(Passage provided)
((

Any individual animals, or whole ecosystems? Because I tend to think most extinct animals could be cool.

So here are Europe and North America in the late Pleistocene. If I don't give the species name, assume there are multiple species. I've included some small animals (like rodents and mustelids), especially the extinct island species, but I haven't bothered to list every living species of small vertebrate. For North America I don't have all of the ground sloths, pronghorns, deer, large birds, marine mammals, or armadillos, but this is a start.

European mainland, Scandinavia, and British Isles
cave lion (Panthera leo spelaea)
Eurasian lion (Panthera leo persica)
leopard (Panthera pardus)
lynx (Lynx lynx)
Eurasian cheetah (Acinonyx intermedius)
pardel lynx (Iberian lynx, Lynx pardinus)
steppe cat (Pallas’ cat, Otocolobus manul)
European wildcat (Felis silvestris silvestris)
polar bear (Ursus maritimus)
cave bear (Ursus spelaeus)
brown bear (Ursus arctos)
short-faced hyena (Pachycrocuta brevirostris)
spotted hyena (Crocuta crocuta spelaea)
wolf (Canis lupus)
dhole (wild dog, Cuon)
jackal (Canis aureus)
Arctic fox (Alopex lagopus)
corsac fox (Vulpes corsac)
red fox (Vulpes vulpes)
wolverine (glutton, Gulo gulo)
steppe polecat (Mustela eversmanni)
walrus (Odobenus rosmarus)
bearded seal (Erignathus barbatus)
hooded seal (Cystophora cristatus)
ringed seal (Phoca hispida)
monk seal (Monachus monachus)
strait-tusked elephant (Palaeoloxodon antiquus)
woolly mammoth (Mammuthus primigenius)
giant unicorn (elasmothere rhinoceros, Elasmotherium sibiricum)
woolly rhinoceros (Coelodonta antiquatis)
aurochs (wild ox, urus, giant ox, Bos primigenius primigenius)
steppe bison (steppe wisent, Bison priscus)
wisent (forest bison, Bison bonasus)
muskox (Ovibos moschatus)
ibex (Capra ibex)
wild sheep (urial, Ovis vignei/orientalis)
saiga (Saiga tatarica)
chamois (Rupicapra rupicapra)
wild boar (Sus scrofa)
moose (Alces alces)
giant deer (Megaloceros giganteus)
red deer (Cervus elaphus)
reindeer (caribou, Rangifer tarandus)
roe deer (Capreolus capreolus)
Eurasian muntjac (Metacervulus)
European muntjac (Paracervulus)
steppe tarpan (tarpan, European wild horse, Equus caballus ferus)
forest tarpan (European forest horse, Equus caballus sylvestris)
European wild ass (steppe ass, Equus hydruntinus)
onager (Persian wild ass, Equus hemionus onager)
crested porcupine (Hystrix cristata)
European beaver (Castor fiber)
giant hamster (Cricetus major)

))

(Exercise task A)
From the animal list, give every animal whose common name includes the word "seal."
(Exercise task B)
Duplicate the part of the animal list that runs from "spotted hyena (Crocuta" to "seal (Monachus monachus)".
The entries that follow have nothing to do with this.

(Element position data)
((

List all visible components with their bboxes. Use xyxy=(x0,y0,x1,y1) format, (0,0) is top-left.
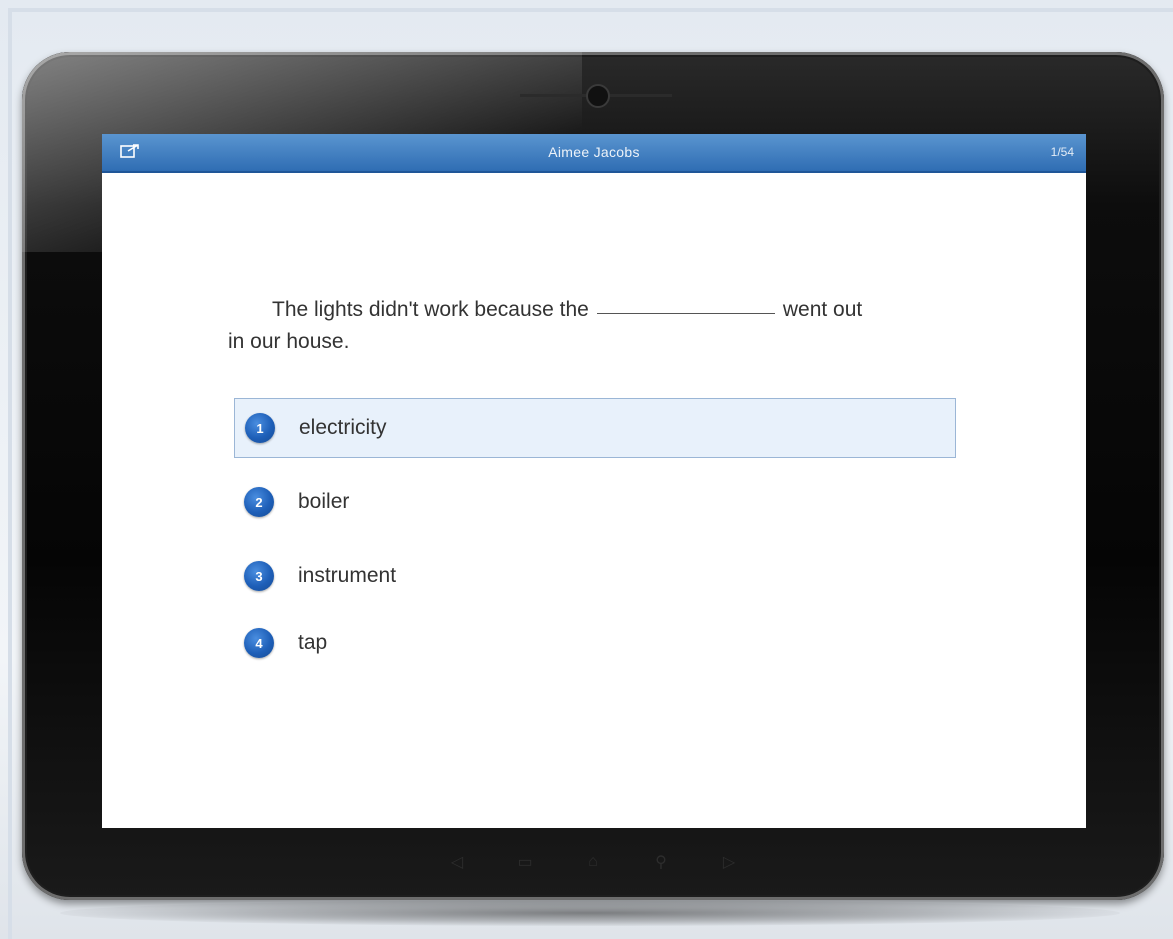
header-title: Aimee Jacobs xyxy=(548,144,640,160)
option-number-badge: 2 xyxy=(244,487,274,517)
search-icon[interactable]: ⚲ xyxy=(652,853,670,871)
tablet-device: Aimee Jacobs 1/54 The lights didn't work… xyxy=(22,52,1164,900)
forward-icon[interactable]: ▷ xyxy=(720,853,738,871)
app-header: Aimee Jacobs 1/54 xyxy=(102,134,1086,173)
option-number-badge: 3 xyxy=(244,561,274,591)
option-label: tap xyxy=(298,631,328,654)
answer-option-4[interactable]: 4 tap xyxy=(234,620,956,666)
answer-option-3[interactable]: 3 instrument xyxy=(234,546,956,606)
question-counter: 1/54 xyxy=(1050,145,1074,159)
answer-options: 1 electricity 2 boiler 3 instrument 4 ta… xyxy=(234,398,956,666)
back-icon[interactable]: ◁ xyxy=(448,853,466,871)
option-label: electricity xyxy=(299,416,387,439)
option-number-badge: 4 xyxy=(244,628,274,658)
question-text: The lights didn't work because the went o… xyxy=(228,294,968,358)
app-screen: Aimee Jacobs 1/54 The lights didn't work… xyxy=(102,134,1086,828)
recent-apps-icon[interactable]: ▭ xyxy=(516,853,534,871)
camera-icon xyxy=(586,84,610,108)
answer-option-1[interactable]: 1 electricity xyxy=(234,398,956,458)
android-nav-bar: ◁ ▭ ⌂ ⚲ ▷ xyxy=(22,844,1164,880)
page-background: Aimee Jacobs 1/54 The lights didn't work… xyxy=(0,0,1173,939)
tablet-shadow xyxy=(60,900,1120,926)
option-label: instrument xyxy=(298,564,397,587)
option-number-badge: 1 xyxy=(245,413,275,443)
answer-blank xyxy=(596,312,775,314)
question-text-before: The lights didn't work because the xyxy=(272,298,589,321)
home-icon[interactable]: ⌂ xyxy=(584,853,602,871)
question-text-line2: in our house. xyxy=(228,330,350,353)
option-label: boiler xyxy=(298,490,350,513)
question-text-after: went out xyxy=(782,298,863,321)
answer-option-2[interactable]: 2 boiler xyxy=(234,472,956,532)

))
((

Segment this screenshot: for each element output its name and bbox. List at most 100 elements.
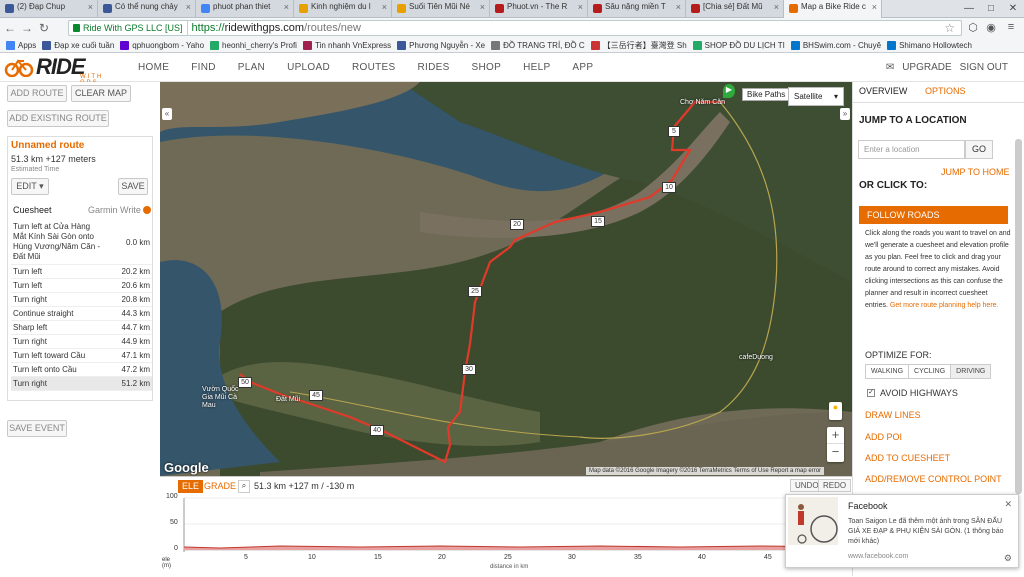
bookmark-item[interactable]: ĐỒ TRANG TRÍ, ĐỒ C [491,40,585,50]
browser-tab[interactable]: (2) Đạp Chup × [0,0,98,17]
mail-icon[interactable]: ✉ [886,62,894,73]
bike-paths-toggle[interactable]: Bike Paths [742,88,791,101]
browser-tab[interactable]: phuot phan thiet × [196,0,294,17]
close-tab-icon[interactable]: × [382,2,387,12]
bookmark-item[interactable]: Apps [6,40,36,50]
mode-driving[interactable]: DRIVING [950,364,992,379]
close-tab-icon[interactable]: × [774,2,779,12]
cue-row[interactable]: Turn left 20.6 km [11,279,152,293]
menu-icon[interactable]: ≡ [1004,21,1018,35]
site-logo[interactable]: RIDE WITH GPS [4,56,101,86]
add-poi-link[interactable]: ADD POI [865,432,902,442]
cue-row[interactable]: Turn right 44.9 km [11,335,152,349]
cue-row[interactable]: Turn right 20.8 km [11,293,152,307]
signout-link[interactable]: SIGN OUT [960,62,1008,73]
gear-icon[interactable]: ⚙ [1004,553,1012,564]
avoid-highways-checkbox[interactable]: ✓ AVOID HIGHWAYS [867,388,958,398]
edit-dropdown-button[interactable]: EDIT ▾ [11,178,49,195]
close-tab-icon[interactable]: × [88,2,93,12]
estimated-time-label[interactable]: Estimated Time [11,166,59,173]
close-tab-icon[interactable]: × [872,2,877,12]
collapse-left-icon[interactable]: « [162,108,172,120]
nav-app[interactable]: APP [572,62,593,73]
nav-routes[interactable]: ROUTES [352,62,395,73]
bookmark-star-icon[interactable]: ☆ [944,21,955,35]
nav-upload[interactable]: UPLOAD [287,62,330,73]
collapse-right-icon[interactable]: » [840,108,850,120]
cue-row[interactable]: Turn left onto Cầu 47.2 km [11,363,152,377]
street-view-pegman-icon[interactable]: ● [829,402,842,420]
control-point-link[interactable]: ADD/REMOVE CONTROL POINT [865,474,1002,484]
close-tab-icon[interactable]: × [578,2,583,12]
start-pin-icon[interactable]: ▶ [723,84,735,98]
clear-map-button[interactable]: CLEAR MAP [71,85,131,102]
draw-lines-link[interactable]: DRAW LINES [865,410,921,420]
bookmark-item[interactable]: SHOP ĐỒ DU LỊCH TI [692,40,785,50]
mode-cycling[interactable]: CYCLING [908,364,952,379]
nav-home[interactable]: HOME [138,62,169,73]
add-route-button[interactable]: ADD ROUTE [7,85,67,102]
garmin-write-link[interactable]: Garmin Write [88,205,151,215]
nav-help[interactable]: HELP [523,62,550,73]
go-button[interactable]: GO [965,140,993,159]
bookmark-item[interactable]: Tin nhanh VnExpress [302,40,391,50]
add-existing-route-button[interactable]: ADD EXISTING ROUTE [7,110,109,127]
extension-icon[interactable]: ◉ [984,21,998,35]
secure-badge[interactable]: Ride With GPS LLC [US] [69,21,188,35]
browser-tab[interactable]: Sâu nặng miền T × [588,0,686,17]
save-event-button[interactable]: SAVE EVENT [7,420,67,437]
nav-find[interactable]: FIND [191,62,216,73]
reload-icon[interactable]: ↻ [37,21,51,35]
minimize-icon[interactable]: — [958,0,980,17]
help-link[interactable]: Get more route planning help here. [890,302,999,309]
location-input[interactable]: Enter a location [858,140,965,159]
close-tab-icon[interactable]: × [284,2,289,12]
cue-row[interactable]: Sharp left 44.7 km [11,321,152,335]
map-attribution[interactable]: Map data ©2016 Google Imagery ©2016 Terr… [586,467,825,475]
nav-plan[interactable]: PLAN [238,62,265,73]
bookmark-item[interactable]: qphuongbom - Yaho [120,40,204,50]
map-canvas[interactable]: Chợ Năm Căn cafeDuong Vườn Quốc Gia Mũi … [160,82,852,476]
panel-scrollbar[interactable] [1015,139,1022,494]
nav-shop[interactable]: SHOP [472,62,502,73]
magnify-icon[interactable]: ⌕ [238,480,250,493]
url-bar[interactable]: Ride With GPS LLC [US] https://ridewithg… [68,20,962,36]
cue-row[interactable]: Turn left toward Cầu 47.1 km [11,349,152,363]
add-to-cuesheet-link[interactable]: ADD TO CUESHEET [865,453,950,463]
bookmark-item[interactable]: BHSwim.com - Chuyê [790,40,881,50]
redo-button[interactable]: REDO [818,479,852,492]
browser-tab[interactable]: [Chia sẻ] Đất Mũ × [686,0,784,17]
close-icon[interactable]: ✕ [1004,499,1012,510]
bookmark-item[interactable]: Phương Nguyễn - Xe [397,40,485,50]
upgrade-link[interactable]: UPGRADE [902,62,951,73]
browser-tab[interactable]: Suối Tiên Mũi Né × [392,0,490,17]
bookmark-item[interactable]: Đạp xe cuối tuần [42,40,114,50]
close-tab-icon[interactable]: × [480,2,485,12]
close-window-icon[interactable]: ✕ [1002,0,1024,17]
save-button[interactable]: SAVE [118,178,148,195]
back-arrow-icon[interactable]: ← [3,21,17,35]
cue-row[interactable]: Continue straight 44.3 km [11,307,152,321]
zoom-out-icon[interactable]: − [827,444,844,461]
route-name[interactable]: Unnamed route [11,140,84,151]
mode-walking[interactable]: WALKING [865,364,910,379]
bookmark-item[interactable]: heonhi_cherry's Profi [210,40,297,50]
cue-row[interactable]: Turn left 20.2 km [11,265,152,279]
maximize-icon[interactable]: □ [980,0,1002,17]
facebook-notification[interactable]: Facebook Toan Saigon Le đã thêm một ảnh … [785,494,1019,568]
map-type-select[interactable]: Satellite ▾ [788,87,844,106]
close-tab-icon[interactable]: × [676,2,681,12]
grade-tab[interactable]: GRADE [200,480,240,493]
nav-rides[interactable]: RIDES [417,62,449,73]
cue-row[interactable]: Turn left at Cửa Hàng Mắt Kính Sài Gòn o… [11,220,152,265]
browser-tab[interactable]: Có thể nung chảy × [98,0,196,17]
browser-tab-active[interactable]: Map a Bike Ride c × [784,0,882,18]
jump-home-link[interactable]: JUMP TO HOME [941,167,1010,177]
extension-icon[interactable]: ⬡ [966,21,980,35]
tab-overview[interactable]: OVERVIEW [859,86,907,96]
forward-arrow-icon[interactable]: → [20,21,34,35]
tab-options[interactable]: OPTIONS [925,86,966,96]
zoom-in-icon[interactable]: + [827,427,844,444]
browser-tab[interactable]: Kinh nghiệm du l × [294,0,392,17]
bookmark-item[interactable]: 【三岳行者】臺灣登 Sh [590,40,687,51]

))

(Reply A)
bearded seal (Erignathus barbatus)
hooded seal (Cystophora cristatus)
ringed seal (Phoca hispida)
monk seal (Monachus monachus)

(Reply B)
spotted hyena (Crocuta crocuta spelaea)
wolf (Canis lupus)
dhole (wild dog, Cuon)
jackal (Canis aureus)
Arctic fox (Alopex lagopus)
corsac fox (Vulpes corsac)
red fox (Vulpes vulpes)
wolverine (glutton, Gulo gulo)
steppe polecat (Mustela eversmanni)
walrus (Odobenus rosmarus)
bearded seal (Erignathus barbatus)
hooded seal (Cystophora cristatus)
ringed seal (Phoca hispida)
monk seal (Monachus monachus)